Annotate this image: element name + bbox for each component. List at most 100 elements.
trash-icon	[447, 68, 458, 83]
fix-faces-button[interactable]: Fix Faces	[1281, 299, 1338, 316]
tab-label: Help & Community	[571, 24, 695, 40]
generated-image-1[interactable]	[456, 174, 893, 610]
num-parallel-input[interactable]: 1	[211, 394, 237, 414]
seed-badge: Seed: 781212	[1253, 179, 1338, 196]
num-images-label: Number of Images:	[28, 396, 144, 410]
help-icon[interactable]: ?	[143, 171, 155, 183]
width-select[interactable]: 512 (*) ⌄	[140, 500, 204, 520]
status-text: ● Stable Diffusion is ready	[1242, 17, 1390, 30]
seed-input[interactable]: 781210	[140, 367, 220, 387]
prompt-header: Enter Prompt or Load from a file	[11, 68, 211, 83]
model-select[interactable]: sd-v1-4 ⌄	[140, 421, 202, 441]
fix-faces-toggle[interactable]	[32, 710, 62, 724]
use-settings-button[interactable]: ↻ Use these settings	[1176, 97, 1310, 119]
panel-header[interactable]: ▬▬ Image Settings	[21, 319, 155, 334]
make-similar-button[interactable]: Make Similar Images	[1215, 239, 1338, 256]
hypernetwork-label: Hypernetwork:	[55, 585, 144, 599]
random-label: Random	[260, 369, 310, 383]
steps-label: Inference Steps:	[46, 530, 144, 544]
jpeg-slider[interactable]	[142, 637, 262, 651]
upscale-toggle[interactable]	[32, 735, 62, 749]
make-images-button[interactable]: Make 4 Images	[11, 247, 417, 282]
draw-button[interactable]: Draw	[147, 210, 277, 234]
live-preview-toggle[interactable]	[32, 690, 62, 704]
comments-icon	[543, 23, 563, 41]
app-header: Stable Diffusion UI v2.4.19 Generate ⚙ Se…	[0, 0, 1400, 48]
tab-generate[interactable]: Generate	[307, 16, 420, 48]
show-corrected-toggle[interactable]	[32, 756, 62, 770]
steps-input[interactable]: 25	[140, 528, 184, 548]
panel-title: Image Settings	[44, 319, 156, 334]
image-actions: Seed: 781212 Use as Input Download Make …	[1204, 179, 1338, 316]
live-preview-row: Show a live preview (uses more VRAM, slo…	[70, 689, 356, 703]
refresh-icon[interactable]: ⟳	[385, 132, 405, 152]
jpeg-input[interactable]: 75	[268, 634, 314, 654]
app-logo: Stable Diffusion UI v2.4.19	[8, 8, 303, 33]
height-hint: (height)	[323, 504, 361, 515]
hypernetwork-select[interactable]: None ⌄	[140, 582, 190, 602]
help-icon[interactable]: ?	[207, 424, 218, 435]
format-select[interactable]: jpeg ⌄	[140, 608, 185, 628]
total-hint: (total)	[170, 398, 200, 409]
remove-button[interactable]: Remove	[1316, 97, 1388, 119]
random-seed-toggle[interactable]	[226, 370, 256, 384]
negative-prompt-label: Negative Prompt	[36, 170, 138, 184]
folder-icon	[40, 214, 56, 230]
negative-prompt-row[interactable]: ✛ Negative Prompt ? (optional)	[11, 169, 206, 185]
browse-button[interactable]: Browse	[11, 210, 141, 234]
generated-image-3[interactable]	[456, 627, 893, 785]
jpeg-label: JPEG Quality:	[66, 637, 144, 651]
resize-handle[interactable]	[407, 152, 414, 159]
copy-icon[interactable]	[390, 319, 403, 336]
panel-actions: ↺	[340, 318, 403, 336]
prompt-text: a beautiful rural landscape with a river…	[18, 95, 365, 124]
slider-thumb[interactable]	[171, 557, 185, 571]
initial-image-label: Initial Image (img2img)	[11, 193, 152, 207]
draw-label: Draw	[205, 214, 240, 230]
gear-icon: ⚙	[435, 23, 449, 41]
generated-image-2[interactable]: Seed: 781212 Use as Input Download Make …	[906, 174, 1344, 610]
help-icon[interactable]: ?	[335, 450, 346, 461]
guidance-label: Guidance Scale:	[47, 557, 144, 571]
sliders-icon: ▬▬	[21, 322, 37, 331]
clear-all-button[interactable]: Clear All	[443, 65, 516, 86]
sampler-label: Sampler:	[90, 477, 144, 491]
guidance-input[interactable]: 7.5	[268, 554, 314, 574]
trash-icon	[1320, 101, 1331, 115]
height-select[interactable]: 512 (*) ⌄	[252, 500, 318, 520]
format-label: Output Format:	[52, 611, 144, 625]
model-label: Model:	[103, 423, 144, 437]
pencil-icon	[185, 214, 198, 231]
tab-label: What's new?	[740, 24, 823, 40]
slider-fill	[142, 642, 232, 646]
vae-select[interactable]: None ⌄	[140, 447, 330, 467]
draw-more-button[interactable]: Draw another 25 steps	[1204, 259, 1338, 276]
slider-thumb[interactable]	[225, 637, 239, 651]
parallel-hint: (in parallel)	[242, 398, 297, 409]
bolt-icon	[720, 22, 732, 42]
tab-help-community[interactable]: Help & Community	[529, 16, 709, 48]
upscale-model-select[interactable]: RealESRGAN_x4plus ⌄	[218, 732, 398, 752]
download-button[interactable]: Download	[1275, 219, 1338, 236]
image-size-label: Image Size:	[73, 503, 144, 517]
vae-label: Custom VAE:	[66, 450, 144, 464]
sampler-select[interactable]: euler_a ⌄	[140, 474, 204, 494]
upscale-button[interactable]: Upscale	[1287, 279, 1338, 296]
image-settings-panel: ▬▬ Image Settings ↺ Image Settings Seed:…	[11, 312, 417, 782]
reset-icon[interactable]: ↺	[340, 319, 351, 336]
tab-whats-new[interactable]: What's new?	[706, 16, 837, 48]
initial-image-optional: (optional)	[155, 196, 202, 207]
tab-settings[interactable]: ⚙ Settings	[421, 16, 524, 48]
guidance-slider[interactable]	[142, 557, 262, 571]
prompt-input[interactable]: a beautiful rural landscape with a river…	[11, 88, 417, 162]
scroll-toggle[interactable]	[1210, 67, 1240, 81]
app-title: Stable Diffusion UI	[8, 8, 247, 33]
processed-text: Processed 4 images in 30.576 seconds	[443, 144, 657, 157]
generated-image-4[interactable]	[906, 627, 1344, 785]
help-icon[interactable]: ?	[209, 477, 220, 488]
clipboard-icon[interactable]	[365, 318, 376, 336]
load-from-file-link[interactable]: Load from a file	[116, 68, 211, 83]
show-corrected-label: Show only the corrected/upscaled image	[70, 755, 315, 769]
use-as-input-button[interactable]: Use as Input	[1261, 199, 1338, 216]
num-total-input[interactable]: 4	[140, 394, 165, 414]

**WRITTEN EXERCISE**
Reproduce the records line for line, beginning with the first line and ending after the line that contains "319, 156, 334]".

**FINAL RESULT**
Annotate this image: element name + bbox for each component. List at most 100 elements.
trash-icon	[447, 68, 458, 83]
fix-faces-button[interactable]: Fix Faces	[1281, 299, 1338, 316]
tab-label: Help & Community	[571, 24, 695, 40]
generated-image-1[interactable]	[456, 174, 893, 610]
num-parallel-input[interactable]: 1	[211, 394, 237, 414]
seed-badge: Seed: 781212	[1253, 179, 1338, 196]
num-images-label: Number of Images:	[28, 396, 144, 410]
help-icon[interactable]: ?	[143, 171, 155, 183]
width-select[interactable]: 512 (*) ⌄	[140, 500, 204, 520]
status-text: ● Stable Diffusion is ready	[1242, 17, 1390, 30]
seed-input[interactable]: 781210	[140, 367, 220, 387]
prompt-header: Enter Prompt or Load from a file	[11, 68, 211, 83]
model-select[interactable]: sd-v1-4 ⌄	[140, 421, 202, 441]
fix-faces-toggle[interactable]	[32, 710, 62, 724]
use-settings-button[interactable]: ↻ Use these settings	[1176, 97, 1310, 119]
panel-header[interactable]: ▬▬ Image Settings	[21, 319, 155, 334]
make-similar-button[interactable]: Make Similar Images	[1215, 239, 1338, 256]
hypernetwork-label: Hypernetwork:	[55, 585, 144, 599]
random-label: Random	[260, 369, 310, 383]
steps-label: Inference Steps:	[46, 530, 144, 544]
jpeg-slider[interactable]	[142, 637, 262, 651]
upscale-toggle[interactable]	[32, 735, 62, 749]
make-images-button[interactable]: Make 4 Images	[11, 247, 417, 282]
draw-button[interactable]: Draw	[147, 210, 277, 234]
live-preview-toggle[interactable]	[32, 690, 62, 704]
comments-icon	[543, 23, 563, 41]
app-header: Stable Diffusion UI v2.4.19 Generate ⚙ Se…	[0, 0, 1400, 48]
tab-generate[interactable]: Generate	[307, 16, 420, 48]
show-corrected-toggle[interactable]	[32, 756, 62, 770]
steps-input[interactable]: 25	[140, 528, 184, 548]
panel-title: Image Settings	[44, 319, 156, 334]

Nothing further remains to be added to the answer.